## WHAT TO PRODUCE
Report, as a bare number, how many lines of the material below contain the word "Положение".

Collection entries
◆ ◆ ◆
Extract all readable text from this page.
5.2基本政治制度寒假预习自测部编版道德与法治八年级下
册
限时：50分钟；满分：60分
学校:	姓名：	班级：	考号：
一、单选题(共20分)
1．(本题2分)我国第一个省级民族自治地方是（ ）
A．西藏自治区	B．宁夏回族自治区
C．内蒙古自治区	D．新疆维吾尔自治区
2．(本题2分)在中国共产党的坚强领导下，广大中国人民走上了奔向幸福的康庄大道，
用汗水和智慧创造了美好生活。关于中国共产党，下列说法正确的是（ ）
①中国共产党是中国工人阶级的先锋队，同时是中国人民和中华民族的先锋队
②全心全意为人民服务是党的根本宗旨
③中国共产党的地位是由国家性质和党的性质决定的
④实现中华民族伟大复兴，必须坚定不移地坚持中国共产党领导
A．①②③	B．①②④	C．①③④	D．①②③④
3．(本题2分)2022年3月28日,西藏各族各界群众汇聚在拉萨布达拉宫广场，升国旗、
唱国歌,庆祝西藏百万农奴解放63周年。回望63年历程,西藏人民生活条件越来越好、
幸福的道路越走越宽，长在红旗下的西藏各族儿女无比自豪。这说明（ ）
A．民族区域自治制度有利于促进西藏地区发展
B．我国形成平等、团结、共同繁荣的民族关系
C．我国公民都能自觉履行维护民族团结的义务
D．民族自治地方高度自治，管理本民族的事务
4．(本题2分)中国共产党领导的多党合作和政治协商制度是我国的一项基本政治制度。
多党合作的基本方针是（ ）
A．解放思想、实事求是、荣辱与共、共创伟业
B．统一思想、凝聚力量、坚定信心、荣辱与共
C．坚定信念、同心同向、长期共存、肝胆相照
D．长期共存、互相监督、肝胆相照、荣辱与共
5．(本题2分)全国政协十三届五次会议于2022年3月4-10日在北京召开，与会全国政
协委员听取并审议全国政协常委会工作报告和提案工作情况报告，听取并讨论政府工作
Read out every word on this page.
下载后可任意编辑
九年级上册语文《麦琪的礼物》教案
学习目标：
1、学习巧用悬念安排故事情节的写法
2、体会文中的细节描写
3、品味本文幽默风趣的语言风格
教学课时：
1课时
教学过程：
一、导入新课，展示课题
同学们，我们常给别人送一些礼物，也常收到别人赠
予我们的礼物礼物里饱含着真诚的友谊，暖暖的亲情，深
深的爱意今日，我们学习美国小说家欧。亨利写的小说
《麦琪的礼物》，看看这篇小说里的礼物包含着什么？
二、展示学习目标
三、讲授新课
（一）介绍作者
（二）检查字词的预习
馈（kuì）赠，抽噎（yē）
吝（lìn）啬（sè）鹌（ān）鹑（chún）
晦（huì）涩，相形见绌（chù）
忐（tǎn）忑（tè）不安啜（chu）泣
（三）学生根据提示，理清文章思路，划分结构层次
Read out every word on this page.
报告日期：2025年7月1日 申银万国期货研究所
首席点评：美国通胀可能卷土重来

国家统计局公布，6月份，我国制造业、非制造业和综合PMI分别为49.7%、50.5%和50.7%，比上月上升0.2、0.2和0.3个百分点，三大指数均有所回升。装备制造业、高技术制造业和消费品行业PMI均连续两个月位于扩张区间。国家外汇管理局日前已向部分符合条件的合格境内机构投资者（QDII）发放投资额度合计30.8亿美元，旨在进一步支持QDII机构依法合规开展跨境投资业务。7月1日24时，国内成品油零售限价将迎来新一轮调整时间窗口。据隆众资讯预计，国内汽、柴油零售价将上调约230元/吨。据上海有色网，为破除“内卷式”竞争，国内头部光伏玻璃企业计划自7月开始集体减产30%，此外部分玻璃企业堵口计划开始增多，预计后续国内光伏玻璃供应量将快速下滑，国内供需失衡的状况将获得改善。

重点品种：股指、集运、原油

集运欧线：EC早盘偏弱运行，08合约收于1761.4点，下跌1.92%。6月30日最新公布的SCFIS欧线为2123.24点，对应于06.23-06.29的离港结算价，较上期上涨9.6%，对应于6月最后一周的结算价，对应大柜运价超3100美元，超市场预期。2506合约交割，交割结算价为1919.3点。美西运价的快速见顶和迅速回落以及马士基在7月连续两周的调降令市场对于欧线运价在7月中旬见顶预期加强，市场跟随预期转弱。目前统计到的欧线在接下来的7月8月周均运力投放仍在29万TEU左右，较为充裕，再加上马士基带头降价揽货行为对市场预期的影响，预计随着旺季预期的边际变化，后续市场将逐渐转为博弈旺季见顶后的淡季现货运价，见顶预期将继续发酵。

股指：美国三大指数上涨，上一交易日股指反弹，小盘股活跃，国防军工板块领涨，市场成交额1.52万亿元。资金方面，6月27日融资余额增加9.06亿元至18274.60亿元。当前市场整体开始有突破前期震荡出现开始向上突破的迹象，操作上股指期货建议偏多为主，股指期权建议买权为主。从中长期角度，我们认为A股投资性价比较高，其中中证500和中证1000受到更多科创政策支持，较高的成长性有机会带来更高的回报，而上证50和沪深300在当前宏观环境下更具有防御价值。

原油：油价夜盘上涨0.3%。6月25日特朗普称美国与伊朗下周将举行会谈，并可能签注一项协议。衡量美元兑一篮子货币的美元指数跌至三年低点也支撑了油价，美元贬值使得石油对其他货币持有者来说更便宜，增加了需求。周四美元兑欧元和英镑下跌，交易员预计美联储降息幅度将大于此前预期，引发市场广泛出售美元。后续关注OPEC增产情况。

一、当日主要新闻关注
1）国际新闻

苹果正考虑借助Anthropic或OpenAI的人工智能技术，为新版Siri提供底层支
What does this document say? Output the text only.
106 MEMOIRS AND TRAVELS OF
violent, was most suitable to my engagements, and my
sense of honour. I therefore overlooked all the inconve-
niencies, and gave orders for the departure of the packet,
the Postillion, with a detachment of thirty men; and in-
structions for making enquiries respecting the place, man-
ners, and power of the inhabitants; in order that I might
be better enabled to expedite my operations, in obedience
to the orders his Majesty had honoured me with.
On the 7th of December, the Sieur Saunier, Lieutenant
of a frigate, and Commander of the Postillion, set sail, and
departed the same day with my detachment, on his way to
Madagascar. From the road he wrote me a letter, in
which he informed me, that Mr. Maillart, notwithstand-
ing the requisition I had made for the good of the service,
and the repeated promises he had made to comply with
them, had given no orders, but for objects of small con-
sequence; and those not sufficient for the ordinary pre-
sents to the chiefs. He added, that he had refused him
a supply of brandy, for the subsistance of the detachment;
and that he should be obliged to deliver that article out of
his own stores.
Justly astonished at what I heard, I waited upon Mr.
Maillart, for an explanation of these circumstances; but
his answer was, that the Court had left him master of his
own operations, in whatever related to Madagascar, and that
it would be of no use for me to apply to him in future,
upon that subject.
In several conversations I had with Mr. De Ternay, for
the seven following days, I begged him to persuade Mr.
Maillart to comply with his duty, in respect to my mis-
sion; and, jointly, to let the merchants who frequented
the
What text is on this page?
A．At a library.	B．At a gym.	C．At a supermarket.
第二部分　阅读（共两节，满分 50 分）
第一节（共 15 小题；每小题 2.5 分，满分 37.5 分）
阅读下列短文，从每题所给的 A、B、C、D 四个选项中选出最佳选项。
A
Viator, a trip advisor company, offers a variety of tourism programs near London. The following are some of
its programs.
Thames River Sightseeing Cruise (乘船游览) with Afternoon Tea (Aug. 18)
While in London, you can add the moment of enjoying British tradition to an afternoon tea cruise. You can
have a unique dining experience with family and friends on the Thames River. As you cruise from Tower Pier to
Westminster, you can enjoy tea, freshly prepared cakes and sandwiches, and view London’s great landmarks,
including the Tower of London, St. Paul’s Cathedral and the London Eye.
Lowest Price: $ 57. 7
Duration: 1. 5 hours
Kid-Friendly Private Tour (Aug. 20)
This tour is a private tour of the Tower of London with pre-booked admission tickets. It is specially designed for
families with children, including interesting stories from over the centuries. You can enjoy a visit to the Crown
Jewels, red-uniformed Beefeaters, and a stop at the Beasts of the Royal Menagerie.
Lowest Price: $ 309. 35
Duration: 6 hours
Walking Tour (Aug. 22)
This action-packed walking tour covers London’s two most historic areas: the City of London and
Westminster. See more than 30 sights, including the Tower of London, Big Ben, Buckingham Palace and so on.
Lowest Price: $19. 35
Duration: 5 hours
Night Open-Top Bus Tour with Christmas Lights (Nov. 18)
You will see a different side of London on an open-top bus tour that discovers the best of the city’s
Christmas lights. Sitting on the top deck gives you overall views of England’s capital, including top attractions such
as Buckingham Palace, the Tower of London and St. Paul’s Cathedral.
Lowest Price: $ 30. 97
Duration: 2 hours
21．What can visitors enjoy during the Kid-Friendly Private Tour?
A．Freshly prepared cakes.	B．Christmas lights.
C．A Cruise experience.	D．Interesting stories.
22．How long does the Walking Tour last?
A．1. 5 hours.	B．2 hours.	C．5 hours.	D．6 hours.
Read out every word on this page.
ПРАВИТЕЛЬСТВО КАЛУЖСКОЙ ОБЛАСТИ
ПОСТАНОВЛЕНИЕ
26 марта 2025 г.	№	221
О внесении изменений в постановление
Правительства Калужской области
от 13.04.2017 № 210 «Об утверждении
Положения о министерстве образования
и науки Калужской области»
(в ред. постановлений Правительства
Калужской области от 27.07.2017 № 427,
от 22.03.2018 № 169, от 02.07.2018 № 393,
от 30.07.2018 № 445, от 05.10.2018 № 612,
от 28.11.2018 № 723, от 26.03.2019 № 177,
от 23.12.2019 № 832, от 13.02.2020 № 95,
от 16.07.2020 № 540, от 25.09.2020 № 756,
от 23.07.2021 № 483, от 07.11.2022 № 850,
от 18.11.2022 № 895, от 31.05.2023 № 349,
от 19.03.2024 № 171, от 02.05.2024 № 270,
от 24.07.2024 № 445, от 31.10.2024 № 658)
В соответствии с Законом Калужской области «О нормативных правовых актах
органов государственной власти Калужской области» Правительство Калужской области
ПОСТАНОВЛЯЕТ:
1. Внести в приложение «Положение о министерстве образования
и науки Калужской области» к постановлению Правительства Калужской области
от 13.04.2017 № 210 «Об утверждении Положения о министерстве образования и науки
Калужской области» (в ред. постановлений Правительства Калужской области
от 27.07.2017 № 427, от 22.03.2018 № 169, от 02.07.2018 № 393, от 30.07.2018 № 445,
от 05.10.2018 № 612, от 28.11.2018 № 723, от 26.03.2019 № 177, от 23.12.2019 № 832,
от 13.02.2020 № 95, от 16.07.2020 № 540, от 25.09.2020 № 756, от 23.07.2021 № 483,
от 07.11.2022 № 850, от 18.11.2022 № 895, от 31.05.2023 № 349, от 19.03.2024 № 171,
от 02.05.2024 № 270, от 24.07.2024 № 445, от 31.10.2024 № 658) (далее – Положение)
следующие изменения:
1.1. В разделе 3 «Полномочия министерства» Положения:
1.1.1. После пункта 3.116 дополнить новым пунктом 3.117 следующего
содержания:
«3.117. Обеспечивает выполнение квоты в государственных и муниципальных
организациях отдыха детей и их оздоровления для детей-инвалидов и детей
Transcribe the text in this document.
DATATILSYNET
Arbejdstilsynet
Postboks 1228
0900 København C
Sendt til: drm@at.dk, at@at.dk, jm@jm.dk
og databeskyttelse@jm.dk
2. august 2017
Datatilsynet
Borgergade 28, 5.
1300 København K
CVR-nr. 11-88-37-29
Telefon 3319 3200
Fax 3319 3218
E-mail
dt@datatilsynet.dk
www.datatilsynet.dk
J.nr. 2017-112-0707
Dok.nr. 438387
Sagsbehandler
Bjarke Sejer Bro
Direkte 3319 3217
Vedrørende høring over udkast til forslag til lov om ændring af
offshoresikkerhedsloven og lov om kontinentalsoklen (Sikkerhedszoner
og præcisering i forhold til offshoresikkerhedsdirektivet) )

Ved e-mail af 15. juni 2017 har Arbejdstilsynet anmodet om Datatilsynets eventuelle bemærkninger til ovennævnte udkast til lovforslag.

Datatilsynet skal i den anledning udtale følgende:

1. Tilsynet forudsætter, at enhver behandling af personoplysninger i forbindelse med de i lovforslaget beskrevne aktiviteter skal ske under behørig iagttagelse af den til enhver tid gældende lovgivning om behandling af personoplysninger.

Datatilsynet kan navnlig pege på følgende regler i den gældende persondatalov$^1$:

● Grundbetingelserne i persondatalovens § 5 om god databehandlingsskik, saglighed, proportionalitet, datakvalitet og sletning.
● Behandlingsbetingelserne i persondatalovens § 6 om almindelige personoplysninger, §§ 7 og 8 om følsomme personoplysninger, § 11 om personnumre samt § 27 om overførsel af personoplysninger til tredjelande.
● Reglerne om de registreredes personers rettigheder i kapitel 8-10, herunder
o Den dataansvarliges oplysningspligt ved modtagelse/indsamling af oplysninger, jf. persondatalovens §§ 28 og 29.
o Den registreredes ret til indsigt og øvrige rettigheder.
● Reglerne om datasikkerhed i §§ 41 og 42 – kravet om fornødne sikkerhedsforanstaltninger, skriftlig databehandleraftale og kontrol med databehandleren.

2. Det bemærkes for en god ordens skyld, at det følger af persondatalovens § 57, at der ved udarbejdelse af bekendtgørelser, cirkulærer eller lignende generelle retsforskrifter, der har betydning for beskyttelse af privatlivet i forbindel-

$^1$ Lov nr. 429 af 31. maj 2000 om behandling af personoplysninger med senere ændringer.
◆ ◆ ◆
## ANSWER TO THE PROBLEM
2